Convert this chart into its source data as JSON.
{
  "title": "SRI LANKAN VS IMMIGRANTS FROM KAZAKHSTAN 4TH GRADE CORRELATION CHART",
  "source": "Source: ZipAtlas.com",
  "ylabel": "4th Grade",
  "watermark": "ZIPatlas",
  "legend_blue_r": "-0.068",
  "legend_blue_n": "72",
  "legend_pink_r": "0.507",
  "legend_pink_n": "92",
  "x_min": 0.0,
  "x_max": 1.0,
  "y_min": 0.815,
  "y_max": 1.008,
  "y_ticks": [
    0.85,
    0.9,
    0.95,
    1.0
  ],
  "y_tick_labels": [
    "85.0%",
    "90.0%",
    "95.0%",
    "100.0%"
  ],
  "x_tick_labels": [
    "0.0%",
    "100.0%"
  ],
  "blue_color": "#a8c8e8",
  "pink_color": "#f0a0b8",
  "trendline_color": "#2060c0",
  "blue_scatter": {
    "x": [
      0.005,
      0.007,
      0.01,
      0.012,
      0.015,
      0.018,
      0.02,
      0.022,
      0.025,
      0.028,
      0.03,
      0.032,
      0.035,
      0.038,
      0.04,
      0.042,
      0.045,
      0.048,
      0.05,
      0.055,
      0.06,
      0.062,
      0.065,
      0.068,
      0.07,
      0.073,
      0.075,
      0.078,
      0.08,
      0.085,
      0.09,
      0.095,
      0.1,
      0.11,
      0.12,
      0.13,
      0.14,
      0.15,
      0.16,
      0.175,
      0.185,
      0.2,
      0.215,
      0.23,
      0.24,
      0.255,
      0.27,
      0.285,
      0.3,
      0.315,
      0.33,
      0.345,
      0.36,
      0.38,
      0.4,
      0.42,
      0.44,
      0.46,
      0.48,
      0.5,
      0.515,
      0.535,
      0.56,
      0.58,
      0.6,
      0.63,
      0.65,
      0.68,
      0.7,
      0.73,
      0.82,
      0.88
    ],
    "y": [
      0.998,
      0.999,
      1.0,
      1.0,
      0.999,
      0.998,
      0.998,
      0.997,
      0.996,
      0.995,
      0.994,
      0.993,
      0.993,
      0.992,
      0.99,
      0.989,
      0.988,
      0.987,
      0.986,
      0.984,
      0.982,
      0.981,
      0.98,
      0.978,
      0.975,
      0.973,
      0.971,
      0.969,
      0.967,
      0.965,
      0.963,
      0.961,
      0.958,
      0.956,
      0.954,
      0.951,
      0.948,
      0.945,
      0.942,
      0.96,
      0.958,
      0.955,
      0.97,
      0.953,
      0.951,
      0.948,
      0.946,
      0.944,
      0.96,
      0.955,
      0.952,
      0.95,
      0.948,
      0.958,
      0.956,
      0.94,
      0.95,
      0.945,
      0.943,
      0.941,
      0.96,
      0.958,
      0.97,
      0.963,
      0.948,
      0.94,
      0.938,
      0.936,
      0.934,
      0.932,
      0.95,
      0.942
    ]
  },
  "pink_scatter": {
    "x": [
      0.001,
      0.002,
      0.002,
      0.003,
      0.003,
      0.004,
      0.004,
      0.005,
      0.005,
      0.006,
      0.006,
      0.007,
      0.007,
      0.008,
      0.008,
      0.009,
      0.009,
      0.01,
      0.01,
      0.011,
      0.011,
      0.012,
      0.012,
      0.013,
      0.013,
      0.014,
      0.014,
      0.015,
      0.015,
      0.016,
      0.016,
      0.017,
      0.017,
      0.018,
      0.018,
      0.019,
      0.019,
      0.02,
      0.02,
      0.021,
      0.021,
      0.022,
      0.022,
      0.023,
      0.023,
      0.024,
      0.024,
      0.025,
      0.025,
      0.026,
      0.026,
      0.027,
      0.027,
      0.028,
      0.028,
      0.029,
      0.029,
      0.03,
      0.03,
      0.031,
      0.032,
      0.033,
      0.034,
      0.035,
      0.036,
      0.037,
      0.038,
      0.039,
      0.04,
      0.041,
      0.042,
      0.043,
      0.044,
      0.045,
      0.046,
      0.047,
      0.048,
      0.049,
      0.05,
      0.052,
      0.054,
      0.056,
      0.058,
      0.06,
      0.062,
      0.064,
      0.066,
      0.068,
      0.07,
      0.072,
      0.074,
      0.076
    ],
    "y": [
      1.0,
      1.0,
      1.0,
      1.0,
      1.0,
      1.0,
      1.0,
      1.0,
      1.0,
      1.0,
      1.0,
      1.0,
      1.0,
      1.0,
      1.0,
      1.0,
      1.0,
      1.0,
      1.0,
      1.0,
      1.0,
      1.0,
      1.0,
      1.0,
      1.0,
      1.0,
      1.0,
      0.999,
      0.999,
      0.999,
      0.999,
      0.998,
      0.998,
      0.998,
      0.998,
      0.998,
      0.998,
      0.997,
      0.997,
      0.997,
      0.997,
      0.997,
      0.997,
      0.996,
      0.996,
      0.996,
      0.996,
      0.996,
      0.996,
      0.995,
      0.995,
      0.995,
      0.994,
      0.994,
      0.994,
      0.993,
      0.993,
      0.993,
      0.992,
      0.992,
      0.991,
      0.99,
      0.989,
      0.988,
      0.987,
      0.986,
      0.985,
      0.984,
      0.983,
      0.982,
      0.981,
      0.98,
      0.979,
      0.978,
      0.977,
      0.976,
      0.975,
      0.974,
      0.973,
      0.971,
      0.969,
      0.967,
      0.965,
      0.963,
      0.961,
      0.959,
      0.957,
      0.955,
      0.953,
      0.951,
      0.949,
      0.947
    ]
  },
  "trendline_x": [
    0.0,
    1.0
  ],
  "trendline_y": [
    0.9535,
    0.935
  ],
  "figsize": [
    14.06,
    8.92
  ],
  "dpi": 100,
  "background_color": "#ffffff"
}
-----
• [Do this]: Reproduce the complete data exactly as presented above.

• [Result below]:
Convert this chart into its source data as JSON.
{
  "title": "SRI LANKAN VS IMMIGRANTS FROM KAZAKHSTAN 4TH GRADE CORRELATION CHART",
  "source": "Source: ZipAtlas.com",
  "ylabel": "4th Grade",
  "watermark": "ZIPatlas",
  "legend_blue_r": "-0.068",
  "legend_blue_n": "72",
  "legend_pink_r": "0.507",
  "legend_pink_n": "92",
  "x_min": 0.0,
  "x_max": 1.0,
  "y_min": 0.815,
  "y_max": 1.008,
  "y_ticks": [
    0.85,
    0.9,
    0.95,
    1.0
  ],
  "y_tick_labels": [
    "85.0%",
    "90.0%",
    "95.0%",
    "100.0%"
  ],
  "x_tick_labels": [
    "0.0%",
    "100.0%"
  ],
  "blue_color": "#a8c8e8",
  "pink_color": "#f0a0b8",
  "trendline_color": "#2060c0",
  "blue_scatter": {
    "x": [
      0.005,
      0.007,
      0.01,
      0.012,
      0.015,
      0.018,
      0.02,
      0.022,
      0.025,
      0.028,
      0.03,
      0.032,
      0.035,
      0.038,
      0.04,
      0.042,
      0.045,
      0.048,
      0.05,
      0.055,
      0.06,
      0.062,
      0.065,
      0.068,
      0.07,
      0.073,
      0.075,
      0.078,
      0.08,
      0.085,
      0.09,
      0.095,
      0.1,
      0.11,
      0.12,
      0.13,
      0.14,
      0.15,
      0.16,
      0.175,
      0.185,
      0.2,
      0.215,
      0.23,
      0.24,
      0.255,
      0.27,
      0.285,
      0.3,
      0.315,
      0.33,
      0.345,
      0.36,
      0.38,
      0.4,
      0.42,
      0.44,
      0.46,
      0.48,
      0.5,
      0.515,
      0.535,
      0.56,
      0.58,
      0.6,
      0.63,
      0.65,
      0.68,
      0.7,
      0.73,
      0.82,
      0.88
    ],
    "y": [
      0.998,
      0.999,
      1.0,
      1.0,
      0.999,
      0.998,
      0.998,
      0.997,
      0.996,
      0.995,
      0.994,
      0.993,
      0.993,
      0.992,
      0.99,
      0.989,
      0.988,
      0.987,
      0.986,
      0.984,
      0.982,
      0.981,
      0.98,
      0.978,
      0.975,
      0.973,
      0.971,
      0.969,
      0.967,
      0.965,
      0.963,
      0.961,
      0.958,
      0.956,
      0.954,
      0.951,
      0.948,
      0.945,
      0.942,
      0.96,
      0.958,
      0.955,
      0.97,
      0.953,
      0.951,
      0.948,
      0.946,
      0.944,
      0.96,
      0.955,
      0.952,
      0.95,
      0.948,
      0.958,
      0.956,
      0.94,
      0.95,
      0.945,
      0.943,
      0.941,
      0.96,
      0.958,
      0.97,
      0.963,
      0.948,
      0.94,
      0.938,
      0.936,
      0.934,
      0.932,
      0.95,
      0.942
    ]
  },
  "pink_scatter": {
    "x": [
      0.001,
      0.002,
      0.002,
      0.003,
      0.003,
      0.004,
      0.004,
      0.005,
      0.005,
      0.006,
      0.006,
      0.007,
      0.007,
      0.008,
      0.008,
      0.009,
      0.009,
      0.01,
      0.01,
      0.011,
      0.011,
      0.012,
      0.012,
      0.013,
      0.013,
      0.014,
      0.014,
      0.015,
      0.015,
      0.016,
      0.016,
      0.017,
      0.017,
      0.018,
      0.018,
      0.019,
      0.019,
      0.02,
      0.02,
      0.021,
      0.021,
      0.022,
      0.022,
      0.023,
      0.023,
      0.024,
      0.024,
      0.025,
      0.025,
      0.026,
      0.026,
      0.027,
      0.027,
      0.028,
      0.028,
      0.029,
      0.029,
      0.03,
      0.03,
      0.031,
      0.032,
      0.033,
      0.034,
      0.035,
      0.036,
      0.037,
      0.038,
      0.039,
      0.04,
      0.041,
      0.042,
      0.043,
      0.044,
      0.045,
      0.046,
      0.047,
      0.048,
      0.049,
      0.05,
      0.052,
      0.054,
      0.056,
      0.058,
      0.06,
      0.062,
      0.064,
      0.066,
      0.068,
      0.07,
      0.072,
      0.074,
      0.076
    ],
    "y": [
      1.0,
      1.0,
      1.0,
      1.0,
      1.0,
      1.0,
      1.0,
      1.0,
      1.0,
      1.0,
      1.0,
      1.0,
      1.0,
      1.0,
      1.0,
      1.0,
      1.0,
      1.0,
      1.0,
      1.0,
      1.0,
      1.0,
      1.0,
      1.0,
      1.0,
      1.0,
      1.0,
      0.999,
      0.999,
      0.999,
      0.999,
      0.998,
      0.998,
      0.998,
      0.998,
      0.998,
      0.998,
      0.997,
      0.997,
      0.997,
      0.997,
      0.997,
      0.997,
      0.996,
      0.996,
      0.996,
      0.996,
      0.996,
      0.996,
      0.995,
      0.995,
      0.995,
      0.994,
      0.994,
      0.994,
      0.993,
      0.993,
      0.993,
      0.992,
      0.992,
      0.991,
      0.99,
      0.989,
      0.988,
      0.987,
      0.986,
      0.985,
      0.984,
      0.983,
      0.982,
      0.981,
      0.98,
      0.979,
      0.978,
      0.977,
      0.976,
      0.975,
      0.974,
      0.973,
      0.971,
      0.969,
      0.967,
      0.965,
      0.963,
      0.961,
      0.959,
      0.957,
      0.955,
      0.953,
      0.951,
      0.949,
      0.947
    ]
  },
  "trendline_x": [
    0.0,
    1.0
  ],
  "trendline_y": [
    0.9535,
    0.935
  ],
  "figsize": [
    14.06,
    8.92
  ],
  "dpi": 100,
  "background_color": "#ffffff"
}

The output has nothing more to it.